** begin Entries shown **

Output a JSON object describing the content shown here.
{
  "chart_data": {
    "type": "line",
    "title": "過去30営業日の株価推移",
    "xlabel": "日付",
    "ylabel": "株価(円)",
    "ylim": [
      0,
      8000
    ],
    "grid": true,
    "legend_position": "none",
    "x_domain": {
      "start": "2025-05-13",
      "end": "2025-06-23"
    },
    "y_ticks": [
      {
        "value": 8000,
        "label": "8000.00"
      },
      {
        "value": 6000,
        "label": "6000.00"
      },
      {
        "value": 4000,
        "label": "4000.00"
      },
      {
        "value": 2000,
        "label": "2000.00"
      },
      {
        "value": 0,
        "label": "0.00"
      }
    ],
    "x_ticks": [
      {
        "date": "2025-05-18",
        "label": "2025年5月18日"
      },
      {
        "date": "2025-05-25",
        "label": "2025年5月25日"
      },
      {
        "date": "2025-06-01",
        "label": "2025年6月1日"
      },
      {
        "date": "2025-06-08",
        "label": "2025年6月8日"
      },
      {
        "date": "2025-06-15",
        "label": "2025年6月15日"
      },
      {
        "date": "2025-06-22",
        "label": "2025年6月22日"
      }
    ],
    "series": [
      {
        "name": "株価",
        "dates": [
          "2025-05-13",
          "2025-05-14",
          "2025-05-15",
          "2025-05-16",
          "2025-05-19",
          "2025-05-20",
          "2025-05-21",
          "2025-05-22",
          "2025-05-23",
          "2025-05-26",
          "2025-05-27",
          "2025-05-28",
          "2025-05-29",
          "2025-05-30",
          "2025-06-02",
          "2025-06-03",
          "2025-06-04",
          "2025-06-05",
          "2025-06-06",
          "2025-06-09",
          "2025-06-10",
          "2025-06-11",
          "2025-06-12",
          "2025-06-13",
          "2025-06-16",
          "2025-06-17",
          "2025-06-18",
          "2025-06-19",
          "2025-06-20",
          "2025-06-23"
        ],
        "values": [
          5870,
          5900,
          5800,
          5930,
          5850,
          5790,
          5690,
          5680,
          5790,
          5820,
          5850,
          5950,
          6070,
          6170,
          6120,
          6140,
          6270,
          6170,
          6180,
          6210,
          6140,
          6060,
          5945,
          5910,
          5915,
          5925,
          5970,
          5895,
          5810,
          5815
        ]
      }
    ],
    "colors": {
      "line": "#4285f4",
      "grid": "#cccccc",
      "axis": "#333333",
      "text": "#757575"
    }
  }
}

** end Entries shown **

▶ Work to complete
Go through the listing and copy all of it exactly.

▶ Answer for the task
Output a JSON object describing the content shown here.
{
  "chart_data": {
    "type": "line",
    "title": "過去30営業日の株価推移",
    "xlabel": "日付",
    "ylabel": "株価(円)",
    "ylim": [
      0,
      8000
    ],
    "grid": true,
    "legend_position": "none",
    "x_domain": {
      "start": "2025-05-13",
      "end": "2025-06-23"
    },
    "y_ticks": [
      {
        "value": 8000,
        "label": "8000.00"
      },
      {
        "value": 6000,
        "label": "6000.00"
      },
      {
        "value": 4000,
        "label": "4000.00"
      },
      {
        "value": 2000,
        "label": "2000.00"
      },
      {
        "value": 0,
        "label": "0.00"
      }
    ],
    "x_ticks": [
      {
        "date": "2025-05-18",
        "label": "2025年5月18日"
      },
      {
        "date": "2025-05-25",
        "label": "2025年5月25日"
      },
      {
        "date": "2025-06-01",
        "label": "2025年6月1日"
      },
      {
        "date": "2025-06-08",
        "label": "2025年6月8日"
      },
      {
        "date": "2025-06-15",
        "label": "2025年6月15日"
      },
      {
        "date": "2025-06-22",
        "label": "2025年6月22日"
      }
    ],
    "series": [
      {
        "name": "株価",
        "dates": [
          "2025-05-13",
          "2025-05-14",
          "2025-05-15",
          "2025-05-16",
          "2025-05-19",
          "2025-05-20",
          "2025-05-21",
          "2025-05-22",
          "2025-05-23",
          "2025-05-26",
          "2025-05-27",
          "2025-05-28",
          "2025-05-29",
          "2025-05-30",
          "2025-06-02",
          "2025-06-03",
          "2025-06-04",
          "2025-06-05",
          "2025-06-06",
          "2025-06-09",
          "2025-06-10",
          "2025-06-11",
          "2025-06-12",
          "2025-06-13",
          "2025-06-16",
          "2025-06-17",
          "2025-06-18",
          "2025-06-19",
          "2025-06-20",
          "2025-06-23"
        ],
        "values": [
          5870,
          5900,
          5800,
          5930,
          5850,
          5790,
          5690,
          5680,
          5790,
          5820,
          5850,
          5950,
          6070,
          6170,
          6120,
          6140,
          6270,
          6170,
          6180,
          6210,
          6140,
          6060,
          5945,
          5910,
          5915,
          5925,
          5970,
          5895,
          5810,
          5815
        ]
      }
    ],
    "colors": {
      "line": "#4285f4",
      "grid": "#cccccc",
      "axis": "#333333",
      "text": "#757575"
    }
  }
}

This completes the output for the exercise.